All of the material below is to be returned exactly.

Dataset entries

## Start

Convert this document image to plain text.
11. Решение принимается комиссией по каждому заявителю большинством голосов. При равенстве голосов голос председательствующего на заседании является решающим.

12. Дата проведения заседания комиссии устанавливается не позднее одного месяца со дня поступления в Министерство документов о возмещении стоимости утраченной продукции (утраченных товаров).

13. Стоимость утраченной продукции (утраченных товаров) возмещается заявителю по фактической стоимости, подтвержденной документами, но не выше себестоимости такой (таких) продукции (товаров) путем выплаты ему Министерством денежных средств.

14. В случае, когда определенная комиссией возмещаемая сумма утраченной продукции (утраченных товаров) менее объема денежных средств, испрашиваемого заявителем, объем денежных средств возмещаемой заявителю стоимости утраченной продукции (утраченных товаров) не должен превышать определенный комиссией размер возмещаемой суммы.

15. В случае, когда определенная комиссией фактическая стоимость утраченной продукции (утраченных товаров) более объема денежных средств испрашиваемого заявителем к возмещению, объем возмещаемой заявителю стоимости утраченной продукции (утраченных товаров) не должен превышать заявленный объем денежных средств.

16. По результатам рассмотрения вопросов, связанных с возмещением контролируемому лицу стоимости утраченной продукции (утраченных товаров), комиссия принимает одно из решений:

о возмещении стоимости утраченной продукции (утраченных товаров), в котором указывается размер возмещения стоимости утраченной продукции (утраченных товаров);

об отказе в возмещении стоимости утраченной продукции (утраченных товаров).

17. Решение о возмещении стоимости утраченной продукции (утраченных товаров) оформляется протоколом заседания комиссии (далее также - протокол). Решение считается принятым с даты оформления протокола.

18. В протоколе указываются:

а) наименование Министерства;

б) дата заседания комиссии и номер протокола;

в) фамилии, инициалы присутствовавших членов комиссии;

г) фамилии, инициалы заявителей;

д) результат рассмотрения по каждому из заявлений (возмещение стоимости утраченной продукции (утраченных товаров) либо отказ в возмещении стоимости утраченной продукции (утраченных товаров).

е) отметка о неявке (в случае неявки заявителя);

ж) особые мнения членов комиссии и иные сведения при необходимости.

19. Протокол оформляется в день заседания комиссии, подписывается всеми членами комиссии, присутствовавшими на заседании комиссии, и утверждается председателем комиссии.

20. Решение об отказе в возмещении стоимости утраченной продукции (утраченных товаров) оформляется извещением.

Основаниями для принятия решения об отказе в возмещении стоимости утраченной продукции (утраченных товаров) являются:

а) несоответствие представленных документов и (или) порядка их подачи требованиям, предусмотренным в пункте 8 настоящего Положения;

## End

OUTPUT FOR THIS EXERCISE =
Convert this document image to plain text.
11. Решение принимается комиссией по каждому заявителю большинством голосов. При равенстве голосов голос председательствующего на заседании является решающим.

12. Дата проведения заседания комиссии устанавливается не позднее одного месяца со дня поступления в Министерство документов о возмещении стоимости утраченной продукции (утраченных товаров).

13. Стоимость утраченной продукции (утраченных товаров) возмещается заявителю по фактической стоимости, подтвержденной документами, но не выше себестоимости такой (таких) продукции (товаров) путем выплаты ему Министерством денежных средств.

14. В случае, когда определенная комиссией возмещаемая сумма утраченной продукции (утраченных товаров) менее объема денежных средств, испрашиваемого заявителем, объем денежных средств возмещаемой заявителю стоимости утраченной продукции (утраченных товаров) не должен превышать определенный комиссией размер возмещаемой суммы.

15. В случае, когда определенная комиссией фактическая стоимость утраченной продукции (утраченных товаров) более объема денежных средств испрашиваемого заявителем к возмещению, объем возмещаемой заявителю стоимости утраченной продукции (утраченных товаров) не должен превышать заявленный объем денежных средств.

16. По результатам рассмотрения вопросов, связанных с возмещением контролируемому лицу стоимости утраченной продукции (утраченных товаров), комиссия принимает одно из решений:

о возмещении стоимости утраченной продукции (утраченных товаров), в котором указывается размер возмещения стоимости утраченной продукции (утраченных товаров);

об отказе в возмещении стоимости утраченной продукции (утраченных товаров).

17. Решение о возмещении стоимости утраченной продукции (утраченных товаров) оформляется протоколом заседания комиссии (далее также - протокол). Решение считается принятым с даты оформления протокола.

18. В протоколе указываются:

а) наименование Министерства;

б) дата заседания комиссии и номер протокола;

в) фамилии, инициалы присутствовавших членов комиссии;

г) фамилии, инициалы заявителей;

д) результат рассмотрения по каждому из заявлений (возмещение стоимости утраченной продукции (утраченных товаров) либо отказ в возмещении стоимости утраченной продукции (утраченных товаров).

е) отметка о неявке (в случае неявки заявителя);

ж) особые мнения членов комиссии и иные сведения при необходимости.

19. Протокол оформляется в день заседания комиссии, подписывается всеми членами комиссии, присутствовавшими на заседании комиссии, и утверждается председателем комиссии.

20. Решение об отказе в возмещении стоимости утраченной продукции (утраченных товаров) оформляется извещением.

Основаниями для принятия решения об отказе в возмещении стоимости утраченной продукции (утраченных товаров) являются:

а) несоответствие представленных документов и (или) порядка их подачи требованиям, предусмотренным в пункте 8 настоящего Положения;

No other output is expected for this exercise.